**SET PROBLEM:** Copy out the lines of the data below word for word, starting at the line that contains "render-dot-icon[interactable] (91, 402, 100, 411)" and stopping after the line that contains "visibility-eye-icon[interactable]: 👁 (72, 292, 87, 306)".

**Spatial layout data:**
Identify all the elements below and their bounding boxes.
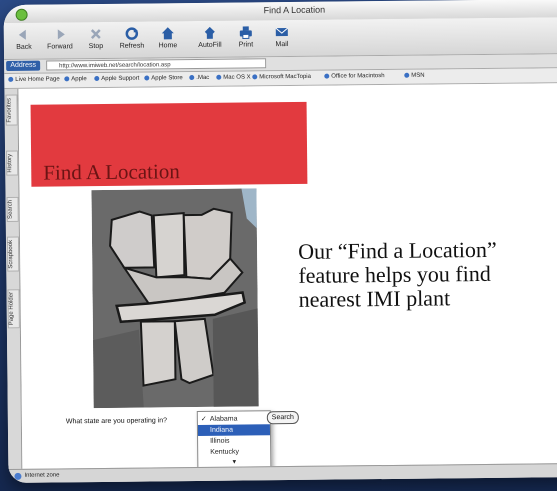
tagline-line: nearest IMI plant bbox=[298, 285, 451, 312]
globe-icon bbox=[252, 74, 258, 80]
page-title: Find A Location bbox=[43, 159, 180, 185]
favorite-link[interactable]: Apple bbox=[64, 76, 87, 82]
checkmark-icon: ✓ bbox=[200, 415, 207, 423]
home-label: Home bbox=[158, 42, 178, 50]
favorite-link[interactable]: Office for Macintosh bbox=[324, 73, 385, 80]
stage: Find A Location Back Forward Stop Refres… bbox=[0, 0, 557, 491]
globe-icon bbox=[94, 75, 100, 82]
home-icon bbox=[161, 27, 174, 40]
favorite-link[interactable]: Live Home Page bbox=[8, 76, 60, 83]
tagline-line: Our “Find a Location” bbox=[297, 236, 497, 264]
globe-icon bbox=[324, 73, 330, 79]
window-title: Find A Location bbox=[263, 4, 326, 16]
stop-icon bbox=[90, 29, 101, 39]
address-field[interactable]: http://www.imiweb.net/search/location.as… bbox=[46, 58, 267, 71]
refresh-label: Refresh bbox=[119, 42, 145, 50]
mail-button[interactable]: Mail bbox=[264, 23, 300, 48]
forward-arrow-icon bbox=[57, 29, 65, 40]
favorite-link[interactable]: Microsoft MacTopia bbox=[252, 74, 311, 81]
globe-icon bbox=[64, 76, 70, 82]
window-control-button[interactable] bbox=[15, 8, 28, 21]
globe-icon bbox=[189, 75, 195, 81]
back-button[interactable]: Back bbox=[6, 26, 42, 51]
state-option[interactable]: Illinois bbox=[198, 435, 270, 447]
globe-icon bbox=[144, 75, 150, 81]
web-page: Find A Location Our “Find a Location” fea… bbox=[18, 83, 557, 474]
sidebar-tab-history[interactable]: History bbox=[6, 150, 19, 176]
sidebar-tab-scrapbook[interactable]: Scrapbook bbox=[6, 236, 20, 272]
print-label: Print bbox=[238, 41, 254, 49]
search-button[interactable]: Search bbox=[266, 410, 299, 425]
tagline-line: feature helps you find bbox=[298, 260, 491, 288]
sidebar-tab-search[interactable]: Search bbox=[6, 196, 19, 222]
globe-icon bbox=[8, 76, 14, 82]
browser-window: Find A Location Back Forward Stop Refres… bbox=[3, 0, 557, 483]
refresh-icon bbox=[125, 27, 139, 40]
autofill-icon bbox=[204, 26, 215, 39]
globe-icon bbox=[216, 74, 222, 80]
states-map[interactable] bbox=[91, 188, 259, 409]
forward-label: Forward bbox=[47, 43, 73, 51]
scroll-down-arrow-icon[interactable]: ▼ bbox=[198, 459, 270, 466]
home-button[interactable]: Home bbox=[150, 24, 186, 49]
print-button[interactable]: Print bbox=[228, 23, 264, 49]
printer-icon bbox=[239, 26, 252, 39]
toolbar: Back Forward Stop Refresh Home AutoFill bbox=[3, 17, 557, 60]
address-label: Address bbox=[6, 60, 41, 71]
internet-zone-icon bbox=[14, 472, 22, 480]
state-select-dropdown[interactable]: ✓ Alabama Indiana Illinois Kentucky ▼ bbox=[196, 410, 272, 474]
forward-button[interactable]: Forward bbox=[42, 25, 78, 51]
mail-label: Mail bbox=[275, 41, 289, 49]
state-option-highlighted[interactable]: Indiana bbox=[197, 424, 271, 436]
refresh-button[interactable]: Refresh bbox=[114, 24, 150, 50]
favorite-link[interactable]: Apple Store bbox=[144, 75, 183, 82]
sidebar-tab-page-holder[interactable]: Page Holder bbox=[7, 288, 20, 329]
autofill-button[interactable]: AutoFill bbox=[192, 24, 228, 49]
sidebar-tab-favorites[interactable]: Favorites bbox=[5, 94, 18, 126]
back-label: Back bbox=[16, 43, 32, 51]
favorite-link[interactable]: Apple Support bbox=[94, 76, 139, 83]
feature-tagline: Our “Find a Location” feature helps you f… bbox=[298, 237, 557, 312]
favorite-link[interactable]: MSN bbox=[404, 72, 425, 79]
state-question-label: What state are you operating in? bbox=[65, 417, 168, 426]
mail-icon bbox=[275, 27, 289, 37]
autofill-label: AutoFill bbox=[198, 41, 222, 49]
stop-button[interactable]: Stop bbox=[78, 25, 114, 50]
favorite-link[interactable]: .Mac bbox=[189, 75, 209, 81]
state-option[interactable]: ✓ Alabama bbox=[198, 413, 270, 425]
status-text: Internet zone bbox=[24, 472, 60, 479]
back-arrow-icon bbox=[18, 29, 26, 40]
stop-label: Stop bbox=[88, 42, 104, 51]
favorite-link[interactable]: Mac OS X bbox=[216, 74, 251, 81]
globe-icon bbox=[404, 72, 410, 78]
state-option[interactable]: Kentucky bbox=[198, 446, 270, 458]
page-banner: Find A Location bbox=[30, 101, 308, 187]
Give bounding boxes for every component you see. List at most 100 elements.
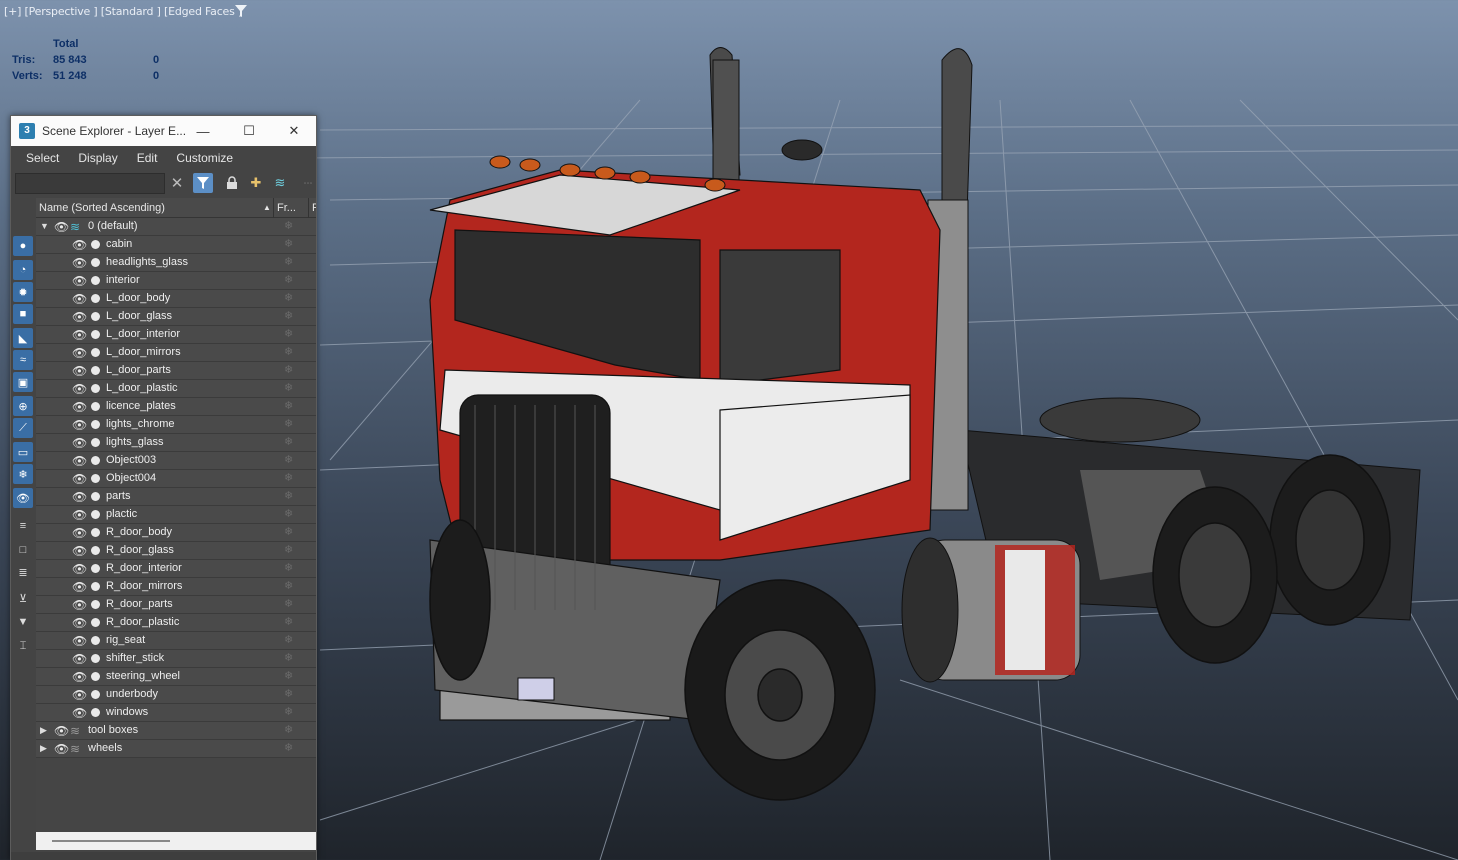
render-dot-icon[interactable] (91, 402, 100, 411)
object-row[interactable]: 👁 Object003 ❄ (36, 452, 316, 470)
frozen-icon[interactable]: ❄ (13, 464, 33, 484)
menu-edit[interactable]: Edit (137, 151, 158, 165)
visibility-eye-icon[interactable]: 👁 (72, 292, 87, 306)
column-freeze[interactable]: Fr... (277, 202, 296, 214)
freeze-icon[interactable]: ❄ (284, 417, 293, 430)
object-row[interactable]: 👁 lights_chrome ❄ (36, 416, 316, 434)
object-row[interactable]: 👁 interior ❄ (36, 272, 316, 290)
render-dot-icon[interactable] (91, 474, 100, 483)
freeze-icon[interactable]: ❄ (284, 291, 293, 304)
object-row[interactable]: 👁 L_door_body ❄ (36, 290, 316, 308)
visibility-eye-icon[interactable]: 👁 (72, 238, 87, 252)
object-row[interactable]: 👁 R_door_body ❄ (36, 524, 316, 542)
visibility-eye-icon[interactable]: 👁 (72, 418, 87, 432)
render-dot-icon[interactable] (91, 690, 100, 699)
render-dot-icon[interactable] (91, 636, 100, 645)
group-icon[interactable]: ▣ (13, 372, 33, 392)
menu-select[interactable]: Select (26, 151, 59, 165)
visibility-eye-icon[interactable]: 👁 (72, 562, 87, 576)
object-row[interactable]: 👁 parts ❄ (36, 488, 316, 506)
visibility-eye-icon[interactable]: 👁 (54, 220, 69, 234)
render-dot-icon[interactable] (91, 564, 100, 573)
freeze-icon[interactable]: ❄ (284, 381, 293, 394)
close-button[interactable]: ✕ (272, 116, 316, 146)
visibility-eye-icon[interactable]: 👁 (72, 472, 87, 486)
freeze-icon[interactable]: ❄ (284, 435, 293, 448)
render-dot-icon[interactable] (91, 456, 100, 465)
visibility-eye-icon[interactable]: 👁 (72, 706, 87, 720)
freeze-icon[interactable]: ❄ (284, 237, 293, 250)
object-row[interactable]: 👁 L_door_plastic ❄ (36, 380, 316, 398)
render-dot-icon[interactable] (91, 366, 100, 375)
scrollbar-thumb[interactable] (52, 840, 170, 842)
render-dot-icon[interactable] (91, 492, 100, 501)
object-row[interactable]: 👁 underbody ❄ (36, 686, 316, 704)
object-row[interactable]: 👁 Object004 ❄ (36, 470, 316, 488)
object-row[interactable]: 👁 L_door_interior ❄ (36, 326, 316, 344)
object-row[interactable]: 👁 R_door_glass ❄ (36, 542, 316, 560)
expand-right-icon[interactable]: ▶ (40, 743, 50, 754)
visibility-eye-icon[interactable]: 👁 (72, 310, 87, 324)
freeze-icon[interactable]: ❄ (284, 723, 293, 736)
visibility-eye-icon[interactable]: 👁 (72, 508, 87, 522)
freeze-icon[interactable]: ❄ (284, 471, 293, 484)
object-row[interactable]: 👁 plactic ❄ (36, 506, 316, 524)
visibility-eye-icon[interactable]: 👁 (72, 598, 87, 612)
freeze-icon[interactable]: ❄ (284, 705, 293, 718)
freeze-icon[interactable]: ❄ (284, 327, 293, 340)
visibility-eye-icon[interactable]: 👁 (72, 328, 87, 342)
light-icon[interactable]: ✹ (13, 282, 33, 302)
object-row[interactable]: 👁 rig_seat ❄ (36, 632, 316, 650)
render-dot-icon[interactable] (91, 294, 100, 303)
object-row[interactable]: 👁 cabin ❄ (36, 236, 316, 254)
visibility-eye-icon[interactable]: 👁 (72, 652, 87, 666)
visibility-eye-icon[interactable]: 👁 (72, 346, 87, 360)
object-row[interactable]: 👁 steering_wheel ❄ (36, 668, 316, 686)
viewport-label[interactable]: [+] [Perspective ] [Standard ] [Edged Fa… (4, 5, 242, 18)
visibility-eye-icon[interactable]: 👁 (72, 580, 87, 594)
visibility-eye-icon[interactable]: 👁 (72, 256, 87, 270)
more-icon[interactable]: ⋯ (299, 174, 317, 192)
object-row[interactable]: 👁 lights_glass ❄ (36, 434, 316, 452)
object-row[interactable]: 👁 L_door_glass ❄ (36, 308, 316, 326)
visibility-eye-icon[interactable]: 👁 (54, 724, 69, 738)
visibility-eye-icon[interactable]: 👁 (72, 364, 87, 378)
eye-icon[interactable]: 👁 (13, 488, 33, 508)
render-dot-icon[interactable] (91, 528, 100, 537)
expand-right-icon[interactable]: ▶ (40, 725, 50, 736)
render-dot-icon[interactable] (91, 348, 100, 357)
layer-row[interactable]: ▼ 👁 ≋ 0 (default) ❄ (36, 218, 316, 236)
expand-down-icon[interactable]: ▼ (40, 221, 50, 231)
freeze-icon[interactable]: ❄ (284, 507, 293, 520)
filter-plus-icon[interactable]: ⊻ (13, 588, 33, 608)
camera-icon[interactable]: ■ (13, 304, 33, 324)
freeze-icon[interactable]: ❄ (284, 273, 293, 286)
sphere-icon[interactable]: ● (13, 236, 33, 256)
object-row[interactable]: 👁 R_door_mirrors ❄ (36, 578, 316, 596)
layer-row[interactable]: ▶ 👁 ≋ tool boxes ❄ (36, 722, 316, 740)
render-dot-icon[interactable] (91, 240, 100, 249)
clear-search-icon[interactable]: ✕ (168, 174, 186, 192)
freeze-icon[interactable]: ❄ (284, 543, 293, 556)
render-dot-icon[interactable] (91, 510, 100, 519)
freeze-icon[interactable]: ❄ (284, 741, 293, 754)
column-extra[interactable]: F (312, 202, 316, 214)
visibility-eye-icon[interactable]: 👁 (72, 274, 87, 288)
render-dot-icon[interactable] (91, 546, 100, 555)
notes-icon[interactable]: ≣ (13, 562, 33, 582)
horizontal-scrollbar[interactable] (36, 832, 316, 850)
freeze-icon[interactable]: ❄ (284, 453, 293, 466)
menu-display[interactable]: Display (78, 151, 117, 165)
lock-icon[interactable] (223, 174, 241, 192)
bone-icon[interactable]: ⟋ (13, 418, 33, 438)
freeze-icon[interactable]: ❄ (284, 489, 293, 502)
render-dot-icon[interactable] (91, 618, 100, 627)
visibility-eye-icon[interactable]: 👁 (72, 616, 87, 630)
freeze-icon[interactable]: ❄ (284, 255, 293, 268)
menu-customize[interactable]: Customize (176, 151, 233, 165)
render-dot-icon[interactable] (91, 672, 100, 681)
freeze-icon[interactable]: ❄ (284, 363, 293, 376)
object-row[interactable]: 👁 R_door_plastic ❄ (36, 614, 316, 632)
freeze-icon[interactable]: ❄ (284, 399, 293, 412)
object-row[interactable]: 👁 licence_plates ❄ (36, 398, 316, 416)
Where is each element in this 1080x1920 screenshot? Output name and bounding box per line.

**THE OUTPUT:**
render-dot-icon[interactable] (91, 402, 100, 411)
object-row[interactable]: 👁 Object003 ❄ (36, 452, 316, 470)
frozen-icon[interactable]: ❄ (13, 464, 33, 484)
menu-edit[interactable]: Edit (137, 151, 158, 165)
visibility-eye-icon[interactable]: 👁 (72, 292, 87, 306)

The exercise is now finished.